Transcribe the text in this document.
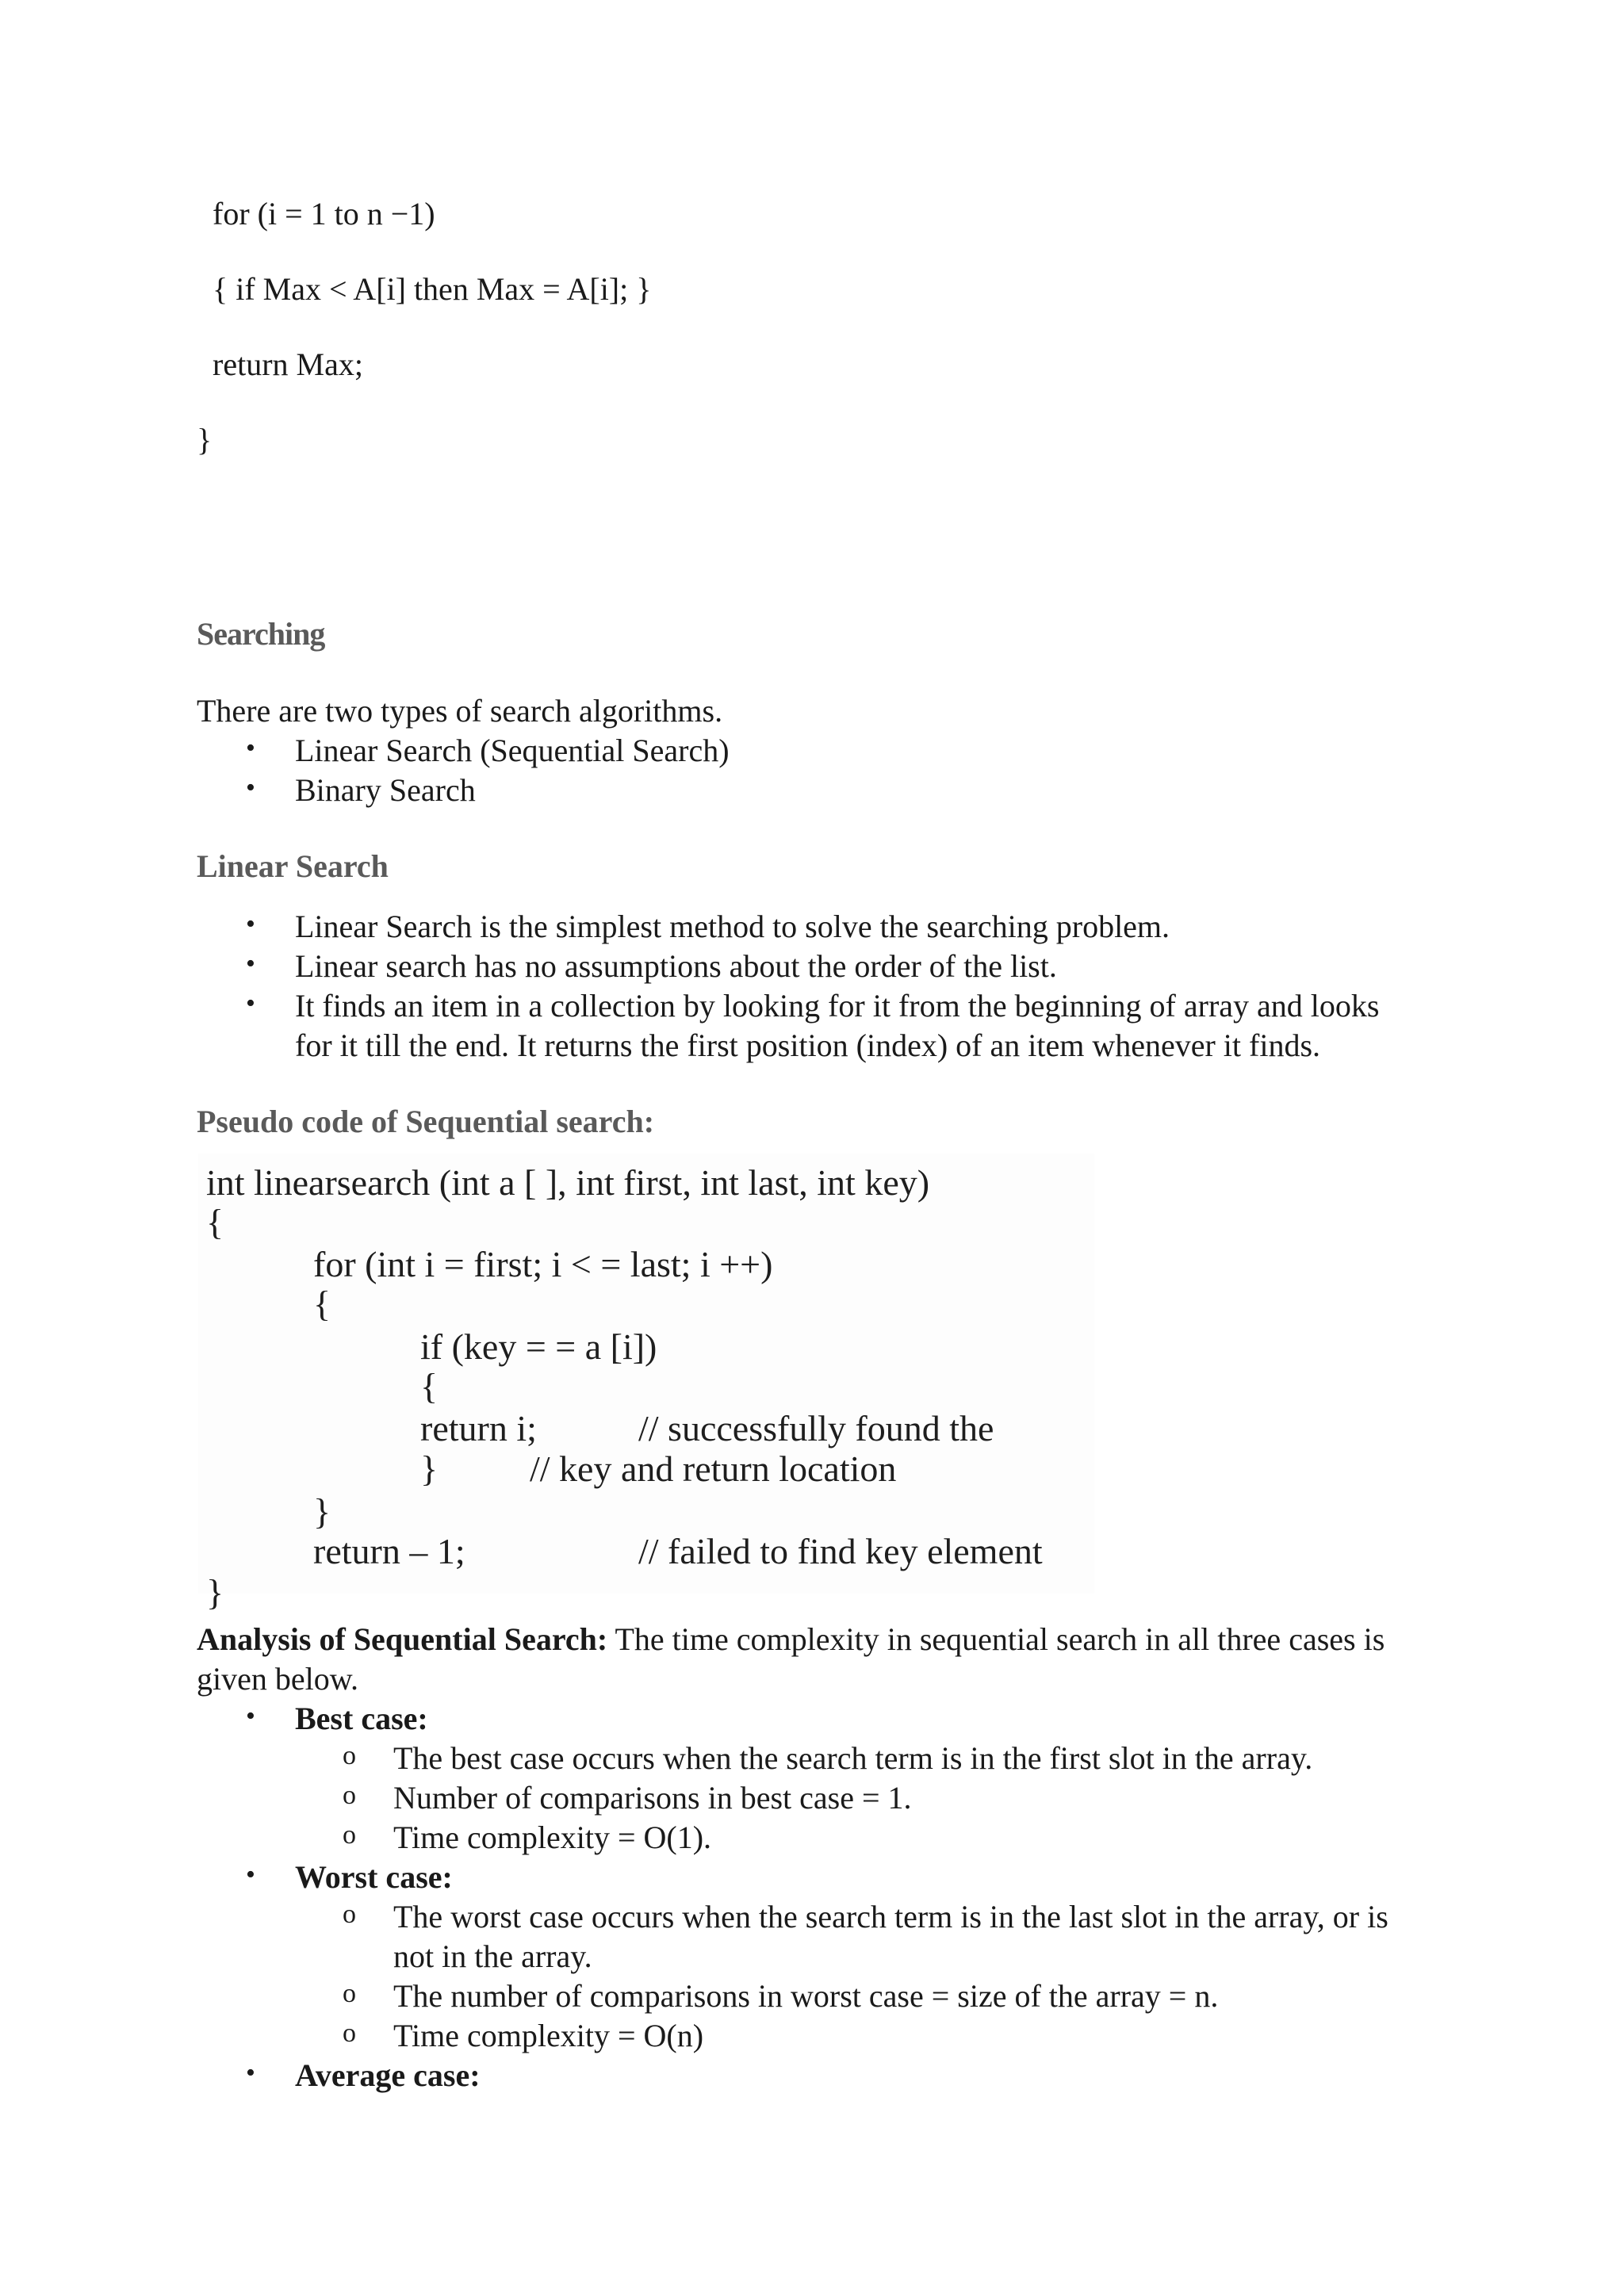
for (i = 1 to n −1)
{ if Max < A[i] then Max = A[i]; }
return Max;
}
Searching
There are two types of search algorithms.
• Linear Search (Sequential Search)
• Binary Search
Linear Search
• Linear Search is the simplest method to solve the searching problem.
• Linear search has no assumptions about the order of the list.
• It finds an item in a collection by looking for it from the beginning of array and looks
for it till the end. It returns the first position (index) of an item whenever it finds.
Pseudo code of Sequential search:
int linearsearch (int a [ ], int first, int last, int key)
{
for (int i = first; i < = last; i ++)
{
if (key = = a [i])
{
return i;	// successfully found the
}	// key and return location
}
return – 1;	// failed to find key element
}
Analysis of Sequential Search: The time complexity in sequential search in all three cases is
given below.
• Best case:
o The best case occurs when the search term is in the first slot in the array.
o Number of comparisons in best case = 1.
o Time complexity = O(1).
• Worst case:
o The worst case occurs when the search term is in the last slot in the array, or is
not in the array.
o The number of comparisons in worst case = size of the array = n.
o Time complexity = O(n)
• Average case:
---
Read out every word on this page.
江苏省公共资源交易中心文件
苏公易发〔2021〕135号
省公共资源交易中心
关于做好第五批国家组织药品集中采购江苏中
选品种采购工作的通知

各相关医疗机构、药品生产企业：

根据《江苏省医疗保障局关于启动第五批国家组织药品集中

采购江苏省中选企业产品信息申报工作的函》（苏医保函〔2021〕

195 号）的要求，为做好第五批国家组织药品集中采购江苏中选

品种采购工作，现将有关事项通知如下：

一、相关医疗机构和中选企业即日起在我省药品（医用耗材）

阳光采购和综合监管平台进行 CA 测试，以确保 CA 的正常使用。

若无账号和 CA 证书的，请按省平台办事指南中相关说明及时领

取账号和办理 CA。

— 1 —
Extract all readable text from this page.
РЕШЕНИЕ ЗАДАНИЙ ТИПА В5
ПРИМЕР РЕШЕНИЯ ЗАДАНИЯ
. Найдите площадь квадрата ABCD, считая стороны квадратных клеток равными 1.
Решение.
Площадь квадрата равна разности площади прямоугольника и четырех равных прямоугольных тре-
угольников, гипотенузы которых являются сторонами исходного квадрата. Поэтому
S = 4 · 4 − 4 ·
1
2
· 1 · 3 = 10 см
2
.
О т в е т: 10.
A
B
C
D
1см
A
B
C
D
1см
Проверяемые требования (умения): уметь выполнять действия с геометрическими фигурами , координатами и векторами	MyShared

== Work to complete ==
Find the count of lines in the data above where the string "item" occurs. Provide that number alone.

== Result for this exercise ==
2